- [PROBLEMS TO SOLVE]:
1/ In the passage on the Iraq war, who asked the president for the real reason for the war?
2/ From the passage on the Iraq war, output the part that opens with the words containing "So what's going" and closes with "concerns people feel.".

- [DOCUMENT SECTION]:

* BEGIN *

Is that supposed to build support?
Asked by his longtime press nemesis, Helen Thomas, for the real
reason for the war, given that all the stated reasons proved false, the
president could do no better than to invoke 9-11. But by now, most Americans
have figured out that Saddam Hussein and Osama bin Laden weren't working
together, and that al-Qaida didn't come to Iraq until we did.
So what's going on? Pure P.R.
This isn't about a change in strategy. It isn't about a new
message. The president hasn't decided to be frank with the American people,
to tell people anything new, to address honestly the concerns people feel.
The reasons for his low approval ratings aren't, ultimately, that he hasn't
talked enough, but that people don't agree with what they've heard.
Even if you accept the basic premise of this war, whatever it
was, there is no question that serious mistakes were made in its execution.
In "Cobra II: The Inside Story of the Invasion and Occupation of Iraq," a
new book by Michael R. Gordon and Gen. Bernard E. Trainor, the authors
detail a painfully long series of errors and miscommunications, in which
military experts were ignored, field commanders overruled and requests for a
larger ground force denied. The insurgency we see today was by no means
inevitable, the authors argue convincingly, but was the product of our
mistakes. While some resistance was inevitable, it would have been far
smaller had these mistakes not been made.
So what does the president have to say about these charges?

* END *

- [Saved entries]:
* BEGIN *

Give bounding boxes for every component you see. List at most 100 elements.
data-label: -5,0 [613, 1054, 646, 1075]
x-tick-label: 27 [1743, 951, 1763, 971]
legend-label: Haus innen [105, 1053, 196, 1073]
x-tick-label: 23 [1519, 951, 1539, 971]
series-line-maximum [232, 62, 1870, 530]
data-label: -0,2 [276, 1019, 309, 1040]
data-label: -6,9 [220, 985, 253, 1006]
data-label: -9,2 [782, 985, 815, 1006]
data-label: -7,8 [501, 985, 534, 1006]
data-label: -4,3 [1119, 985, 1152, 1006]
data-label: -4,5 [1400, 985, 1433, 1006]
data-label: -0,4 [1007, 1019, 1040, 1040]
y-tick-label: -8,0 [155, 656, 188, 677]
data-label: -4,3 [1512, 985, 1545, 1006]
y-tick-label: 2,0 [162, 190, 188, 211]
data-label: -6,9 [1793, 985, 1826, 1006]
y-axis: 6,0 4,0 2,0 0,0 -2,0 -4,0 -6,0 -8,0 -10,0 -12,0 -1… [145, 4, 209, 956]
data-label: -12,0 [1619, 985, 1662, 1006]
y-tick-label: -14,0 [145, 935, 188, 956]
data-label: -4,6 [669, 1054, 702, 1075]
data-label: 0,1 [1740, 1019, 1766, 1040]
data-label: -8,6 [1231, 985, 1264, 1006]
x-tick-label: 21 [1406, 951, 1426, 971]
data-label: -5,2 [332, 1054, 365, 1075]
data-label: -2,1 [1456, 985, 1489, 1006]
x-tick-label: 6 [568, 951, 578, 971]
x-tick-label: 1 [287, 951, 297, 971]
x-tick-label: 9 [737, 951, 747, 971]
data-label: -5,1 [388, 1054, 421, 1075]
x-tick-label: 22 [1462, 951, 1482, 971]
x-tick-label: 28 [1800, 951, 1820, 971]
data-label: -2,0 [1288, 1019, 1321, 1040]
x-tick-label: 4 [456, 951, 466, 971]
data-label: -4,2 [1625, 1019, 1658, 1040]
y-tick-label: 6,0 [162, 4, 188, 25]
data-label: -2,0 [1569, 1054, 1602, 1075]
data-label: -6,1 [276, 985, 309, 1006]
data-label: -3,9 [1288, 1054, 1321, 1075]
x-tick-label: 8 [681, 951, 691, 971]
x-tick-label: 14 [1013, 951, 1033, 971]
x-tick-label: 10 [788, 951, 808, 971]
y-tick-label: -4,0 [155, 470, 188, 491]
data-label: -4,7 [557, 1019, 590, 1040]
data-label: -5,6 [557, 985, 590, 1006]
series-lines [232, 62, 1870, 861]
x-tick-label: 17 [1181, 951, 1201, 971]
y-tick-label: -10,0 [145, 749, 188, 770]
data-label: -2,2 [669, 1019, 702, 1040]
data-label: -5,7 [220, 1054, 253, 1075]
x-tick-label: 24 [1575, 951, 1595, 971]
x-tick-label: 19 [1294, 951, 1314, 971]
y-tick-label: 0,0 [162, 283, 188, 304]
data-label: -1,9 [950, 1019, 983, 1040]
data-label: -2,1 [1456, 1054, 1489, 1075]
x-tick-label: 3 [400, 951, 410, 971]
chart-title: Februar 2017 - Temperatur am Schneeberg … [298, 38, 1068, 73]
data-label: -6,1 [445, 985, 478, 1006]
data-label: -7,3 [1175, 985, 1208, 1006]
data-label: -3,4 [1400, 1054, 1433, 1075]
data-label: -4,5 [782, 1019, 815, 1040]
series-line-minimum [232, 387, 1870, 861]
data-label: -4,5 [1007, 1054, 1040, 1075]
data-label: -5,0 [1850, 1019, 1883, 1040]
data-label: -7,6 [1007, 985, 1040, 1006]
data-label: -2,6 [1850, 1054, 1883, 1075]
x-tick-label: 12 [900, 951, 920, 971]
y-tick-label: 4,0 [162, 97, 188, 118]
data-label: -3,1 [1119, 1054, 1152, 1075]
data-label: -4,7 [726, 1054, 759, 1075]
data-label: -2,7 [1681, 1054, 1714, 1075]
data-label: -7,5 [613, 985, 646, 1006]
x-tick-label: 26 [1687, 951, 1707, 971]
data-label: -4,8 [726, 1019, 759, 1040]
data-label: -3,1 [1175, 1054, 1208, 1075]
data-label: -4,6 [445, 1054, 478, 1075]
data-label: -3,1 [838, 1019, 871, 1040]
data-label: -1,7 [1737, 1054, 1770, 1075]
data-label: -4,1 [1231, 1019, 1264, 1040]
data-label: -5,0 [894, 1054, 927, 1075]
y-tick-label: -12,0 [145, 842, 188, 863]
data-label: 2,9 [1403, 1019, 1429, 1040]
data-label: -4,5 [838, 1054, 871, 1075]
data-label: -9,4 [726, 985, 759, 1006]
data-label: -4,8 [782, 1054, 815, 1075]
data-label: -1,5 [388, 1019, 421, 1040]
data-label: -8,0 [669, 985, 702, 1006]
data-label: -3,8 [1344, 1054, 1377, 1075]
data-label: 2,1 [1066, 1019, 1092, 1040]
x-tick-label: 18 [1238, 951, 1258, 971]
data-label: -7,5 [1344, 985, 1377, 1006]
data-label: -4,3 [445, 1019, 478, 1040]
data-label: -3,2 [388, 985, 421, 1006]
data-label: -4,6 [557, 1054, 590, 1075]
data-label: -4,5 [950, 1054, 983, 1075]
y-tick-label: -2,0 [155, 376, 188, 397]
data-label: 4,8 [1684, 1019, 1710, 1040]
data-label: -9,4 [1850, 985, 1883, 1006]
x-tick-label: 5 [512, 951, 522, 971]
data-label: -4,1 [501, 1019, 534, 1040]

* END *
* BEGIN *

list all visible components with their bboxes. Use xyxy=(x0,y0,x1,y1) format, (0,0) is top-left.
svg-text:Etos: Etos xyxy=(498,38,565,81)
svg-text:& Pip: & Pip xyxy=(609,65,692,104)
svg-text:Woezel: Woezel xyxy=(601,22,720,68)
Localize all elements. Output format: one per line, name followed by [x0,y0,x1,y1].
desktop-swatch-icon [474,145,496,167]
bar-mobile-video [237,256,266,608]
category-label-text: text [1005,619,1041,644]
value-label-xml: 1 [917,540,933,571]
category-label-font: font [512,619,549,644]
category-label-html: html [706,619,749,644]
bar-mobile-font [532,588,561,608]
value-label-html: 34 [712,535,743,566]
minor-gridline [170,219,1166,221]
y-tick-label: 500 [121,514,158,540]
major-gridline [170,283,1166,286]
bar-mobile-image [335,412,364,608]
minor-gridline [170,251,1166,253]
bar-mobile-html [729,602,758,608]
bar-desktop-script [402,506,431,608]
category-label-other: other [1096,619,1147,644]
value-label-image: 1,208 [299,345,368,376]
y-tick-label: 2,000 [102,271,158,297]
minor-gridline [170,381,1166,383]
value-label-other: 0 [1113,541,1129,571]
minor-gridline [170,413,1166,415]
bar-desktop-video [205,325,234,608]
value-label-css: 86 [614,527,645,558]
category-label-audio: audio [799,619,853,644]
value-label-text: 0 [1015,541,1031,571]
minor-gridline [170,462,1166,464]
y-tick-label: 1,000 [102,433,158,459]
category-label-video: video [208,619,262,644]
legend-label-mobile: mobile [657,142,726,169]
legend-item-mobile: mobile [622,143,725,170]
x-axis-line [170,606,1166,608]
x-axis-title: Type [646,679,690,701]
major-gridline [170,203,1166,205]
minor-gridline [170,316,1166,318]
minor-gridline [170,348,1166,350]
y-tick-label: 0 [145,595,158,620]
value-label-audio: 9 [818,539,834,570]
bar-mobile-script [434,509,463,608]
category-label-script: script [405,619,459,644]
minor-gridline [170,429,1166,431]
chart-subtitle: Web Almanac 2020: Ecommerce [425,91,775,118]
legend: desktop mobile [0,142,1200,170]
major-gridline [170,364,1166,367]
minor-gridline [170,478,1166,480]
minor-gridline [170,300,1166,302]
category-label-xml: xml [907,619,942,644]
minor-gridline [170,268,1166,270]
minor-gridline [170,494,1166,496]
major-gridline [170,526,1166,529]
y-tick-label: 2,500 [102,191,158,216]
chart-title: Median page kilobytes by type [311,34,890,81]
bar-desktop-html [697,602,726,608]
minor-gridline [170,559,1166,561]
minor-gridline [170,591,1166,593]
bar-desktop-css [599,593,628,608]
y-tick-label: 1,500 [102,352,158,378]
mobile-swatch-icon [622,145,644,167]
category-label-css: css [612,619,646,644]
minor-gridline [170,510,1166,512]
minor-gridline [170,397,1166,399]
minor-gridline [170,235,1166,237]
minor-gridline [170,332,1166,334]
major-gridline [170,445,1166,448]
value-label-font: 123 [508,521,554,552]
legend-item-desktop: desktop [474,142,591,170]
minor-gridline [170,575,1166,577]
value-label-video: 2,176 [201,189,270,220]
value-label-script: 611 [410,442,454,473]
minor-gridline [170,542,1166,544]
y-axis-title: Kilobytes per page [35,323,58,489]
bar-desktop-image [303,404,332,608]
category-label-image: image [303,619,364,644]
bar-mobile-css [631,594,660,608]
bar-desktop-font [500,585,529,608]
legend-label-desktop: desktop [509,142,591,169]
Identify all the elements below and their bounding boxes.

* END *

- [ANSWERS FOR THE TASKS]:
1/ Helen Thomas, his longtime press nemesis.

2/
So what's going on? Pure P.R.
This isn't about a change in strategy. It isn't about a new
message. The president hasn't decided to be frank with the American people,
to tell people anything new, to address honestly the concerns people feel.